▶ **Written request**: Word for word, retype every entry in the listing.

▶ **Dataset records**:
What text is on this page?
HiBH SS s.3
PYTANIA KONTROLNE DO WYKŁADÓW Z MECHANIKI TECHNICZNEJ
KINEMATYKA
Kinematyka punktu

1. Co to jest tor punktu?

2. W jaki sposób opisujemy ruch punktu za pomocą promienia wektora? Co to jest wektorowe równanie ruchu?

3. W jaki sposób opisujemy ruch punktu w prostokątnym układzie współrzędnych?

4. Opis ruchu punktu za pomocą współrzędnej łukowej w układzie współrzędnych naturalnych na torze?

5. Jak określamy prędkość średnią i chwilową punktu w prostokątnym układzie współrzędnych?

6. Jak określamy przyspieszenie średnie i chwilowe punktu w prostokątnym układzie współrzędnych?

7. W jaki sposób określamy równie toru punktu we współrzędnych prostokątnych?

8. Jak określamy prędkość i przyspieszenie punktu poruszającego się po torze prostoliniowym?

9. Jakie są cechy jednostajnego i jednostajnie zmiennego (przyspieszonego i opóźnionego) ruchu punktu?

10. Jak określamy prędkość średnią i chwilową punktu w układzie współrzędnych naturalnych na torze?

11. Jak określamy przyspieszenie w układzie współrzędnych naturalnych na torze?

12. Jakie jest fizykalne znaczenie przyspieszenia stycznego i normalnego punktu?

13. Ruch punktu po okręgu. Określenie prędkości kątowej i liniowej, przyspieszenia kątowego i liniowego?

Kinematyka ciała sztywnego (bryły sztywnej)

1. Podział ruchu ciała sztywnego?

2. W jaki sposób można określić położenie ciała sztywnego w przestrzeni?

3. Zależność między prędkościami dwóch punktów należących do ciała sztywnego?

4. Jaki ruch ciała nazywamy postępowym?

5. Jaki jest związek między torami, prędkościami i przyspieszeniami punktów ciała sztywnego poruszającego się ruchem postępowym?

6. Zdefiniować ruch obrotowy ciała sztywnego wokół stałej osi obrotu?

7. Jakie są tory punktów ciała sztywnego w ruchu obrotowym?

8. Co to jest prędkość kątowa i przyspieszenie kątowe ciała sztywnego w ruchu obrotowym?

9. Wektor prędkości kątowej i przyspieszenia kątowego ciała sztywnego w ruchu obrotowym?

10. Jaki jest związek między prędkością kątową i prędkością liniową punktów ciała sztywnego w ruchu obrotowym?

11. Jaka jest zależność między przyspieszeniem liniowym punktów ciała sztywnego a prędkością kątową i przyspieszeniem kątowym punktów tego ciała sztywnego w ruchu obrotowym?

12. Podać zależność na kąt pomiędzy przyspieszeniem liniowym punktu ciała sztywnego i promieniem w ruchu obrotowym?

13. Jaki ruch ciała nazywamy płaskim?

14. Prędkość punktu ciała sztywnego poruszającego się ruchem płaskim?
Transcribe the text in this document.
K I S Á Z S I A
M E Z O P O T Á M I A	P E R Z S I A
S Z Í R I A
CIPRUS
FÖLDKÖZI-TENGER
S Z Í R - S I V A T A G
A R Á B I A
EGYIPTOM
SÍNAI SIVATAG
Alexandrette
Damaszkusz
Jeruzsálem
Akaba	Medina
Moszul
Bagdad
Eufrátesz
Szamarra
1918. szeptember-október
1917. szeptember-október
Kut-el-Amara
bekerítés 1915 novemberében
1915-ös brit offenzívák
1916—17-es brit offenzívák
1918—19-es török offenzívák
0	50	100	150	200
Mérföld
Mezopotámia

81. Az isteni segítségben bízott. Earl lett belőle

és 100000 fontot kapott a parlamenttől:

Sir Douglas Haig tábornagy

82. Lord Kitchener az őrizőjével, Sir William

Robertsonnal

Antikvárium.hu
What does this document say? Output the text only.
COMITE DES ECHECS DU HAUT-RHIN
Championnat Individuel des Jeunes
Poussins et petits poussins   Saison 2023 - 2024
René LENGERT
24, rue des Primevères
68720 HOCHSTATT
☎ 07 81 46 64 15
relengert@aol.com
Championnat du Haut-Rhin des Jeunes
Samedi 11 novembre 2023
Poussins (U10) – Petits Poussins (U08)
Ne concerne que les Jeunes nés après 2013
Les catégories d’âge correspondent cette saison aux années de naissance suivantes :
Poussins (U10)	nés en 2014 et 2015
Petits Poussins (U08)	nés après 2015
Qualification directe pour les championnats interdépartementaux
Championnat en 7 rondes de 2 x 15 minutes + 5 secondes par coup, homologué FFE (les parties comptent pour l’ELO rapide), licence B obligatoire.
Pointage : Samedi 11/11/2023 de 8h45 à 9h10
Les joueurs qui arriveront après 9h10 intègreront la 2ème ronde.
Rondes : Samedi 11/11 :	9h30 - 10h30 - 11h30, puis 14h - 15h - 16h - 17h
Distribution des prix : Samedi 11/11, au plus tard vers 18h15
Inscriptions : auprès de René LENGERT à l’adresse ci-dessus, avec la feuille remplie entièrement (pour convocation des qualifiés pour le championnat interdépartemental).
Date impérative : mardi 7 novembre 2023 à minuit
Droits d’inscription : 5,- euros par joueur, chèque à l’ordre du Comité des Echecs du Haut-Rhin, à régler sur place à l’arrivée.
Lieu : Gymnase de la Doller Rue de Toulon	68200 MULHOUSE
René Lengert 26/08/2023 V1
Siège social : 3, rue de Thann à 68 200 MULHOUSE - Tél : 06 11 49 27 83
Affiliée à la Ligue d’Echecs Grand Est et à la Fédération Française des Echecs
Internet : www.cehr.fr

▶ **Solved problem**:
What text is on this page?
HiBH SS s.3
PYTANIA KONTROLNE DO WYKŁADÓW Z MECHANIKI TECHNICZNEJ
KINEMATYKA
Kinematyka punktu

1. Co to jest tor punktu?

2. W jaki sposób opisujemy ruch punktu za pomocą promienia wektora? Co to jest wektorowe równanie ruchu?

3. W jaki sposób opisujemy ruch punktu w prostokątnym układzie współrzędnych?

4. Opis ruchu punktu za pomocą współrzędnej łukowej w układzie współrzędnych naturalnych na torze?

5. Jak określamy prędkość średnią i chwilową punktu w prostokątnym układzie współrzędnych?

6. Jak określamy przyspieszenie średnie i chwilowe punktu w prostokątnym układzie współrzędnych?

7. W jaki sposób określamy równie toru punktu we współrzędnych prostokątnych?

8. Jak określamy prędkość i przyspieszenie punktu poruszającego się po torze prostoliniowym?

9. Jakie są cechy jednostajnego i jednostajnie zmiennego (przyspieszonego i opóźnionego) ruchu punktu?

10. Jak określamy prędkość średnią i chwilową punktu w układzie współrzędnych naturalnych na torze?

11. Jak określamy przyspieszenie w układzie współrzędnych naturalnych na torze?

12. Jakie jest fizykalne znaczenie przyspieszenia stycznego i normalnego punktu?

13. Ruch punktu po okręgu. Określenie prędkości kątowej i liniowej, przyspieszenia kątowego i liniowego?

Kinematyka ciała sztywnego (bryły sztywnej)

1. Podział ruchu ciała sztywnego?

2. W jaki sposób można określić położenie ciała sztywnego w przestrzeni?

3. Zależność między prędkościami dwóch punktów należących do ciała sztywnego?

4. Jaki ruch ciała nazywamy postępowym?

5. Jaki jest związek między torami, prędkościami i przyspieszeniami punktów ciała sztywnego poruszającego się ruchem postępowym?

6. Zdefiniować ruch obrotowy ciała sztywnego wokół stałej osi obrotu?

7. Jakie są tory punktów ciała sztywnego w ruchu obrotowym?

8. Co to jest prędkość kątowa i przyspieszenie kątowe ciała sztywnego w ruchu obrotowym?

9. Wektor prędkości kątowej i przyspieszenia kątowego ciała sztywnego w ruchu obrotowym?

10. Jaki jest związek między prędkością kątową i prędkością liniową punktów ciała sztywnego w ruchu obrotowym?

11. Jaka jest zależność między przyspieszeniem liniowym punktów ciała sztywnego a prędkością kątową i przyspieszeniem kątowym punktów tego ciała sztywnego w ruchu obrotowym?

12. Podać zależność na kąt pomiędzy przyspieszeniem liniowym punktu ciała sztywnego i promieniem w ruchu obrotowym?

13. Jaki ruch ciała nazywamy płaskim?

14. Prędkość punktu ciała sztywnego poruszającego się ruchem płaskim?
Transcribe the text in this document.
K I S Á Z S I A
M E Z O P O T Á M I A	P E R Z S I A
S Z Í R I A
CIPRUS
FÖLDKÖZI-TENGER
S Z Í R - S I V A T A G
A R Á B I A
EGYIPTOM
SÍNAI SIVATAG
Alexandrette
Damaszkusz
Jeruzsálem
Akaba	Medina
Moszul
Bagdad
Eufrátesz
Szamarra
1918. szeptember-október
1917. szeptember-október
Kut-el-Amara
bekerítés 1915 novemberében
1915-ös brit offenzívák
1916—17-es brit offenzívák
1918—19-es török offenzívák
0	50	100	150	200
Mérföld
Mezopotámia

81. Az isteni segítségben bízott. Earl lett belőle

és 100000 fontot kapott a parlamenttől:

Sir Douglas Haig tábornagy

82. Lord Kitchener az őrizőjével, Sir William

Robertsonnal

Antikvárium.hu
What does this document say? Output the text only.
COMITE DES ECHECS DU HAUT-RHIN
Championnat Individuel des Jeunes
Poussins et petits poussins   Saison 2023 - 2024
René LENGERT
24, rue des Primevères
68720 HOCHSTATT
☎ 07 81 46 64 15
relengert@aol.com
Championnat du Haut-Rhin des Jeunes
Samedi 11 novembre 2023
Poussins (U10) – Petits Poussins (U08)
Ne concerne que les Jeunes nés après 2013
Les catégories d’âge correspondent cette saison aux années de naissance suivantes :
Poussins (U10)	nés en 2014 et 2015
Petits Poussins (U08)	nés après 2015
Qualification directe pour les championnats interdépartementaux
Championnat en 7 rondes de 2 x 15 minutes + 5 secondes par coup, homologué FFE (les parties comptent pour l’ELO rapide), licence B obligatoire.
Pointage : Samedi 11/11/2023 de 8h45 à 9h10
Les joueurs qui arriveront après 9h10 intègreront la 2ème ronde.
Rondes : Samedi 11/11 :	9h30 - 10h30 - 11h30, puis 14h - 15h - 16h - 17h
Distribution des prix : Samedi 11/11, au plus tard vers 18h15
Inscriptions : auprès de René LENGERT à l’adresse ci-dessus, avec la feuille remplie entièrement (pour convocation des qualifiés pour le championnat interdépartemental).
Date impérative : mardi 7 novembre 2023 à minuit
Droits d’inscription : 5,- euros par joueur, chèque à l’ordre du Comité des Echecs du Haut-Rhin, à régler sur place à l’arrivée.
Lieu : Gymnase de la Doller Rue de Toulon	68200 MULHOUSE
René Lengert 26/08/2023 V1
Siège social : 3, rue de Thann à 68 200 MULHOUSE - Tél : 06 11 49 27 83
Affiliée à la Ligue d’Echecs Grand Est et à la Fédération Française des Echecs
Internet : www.cehr.fr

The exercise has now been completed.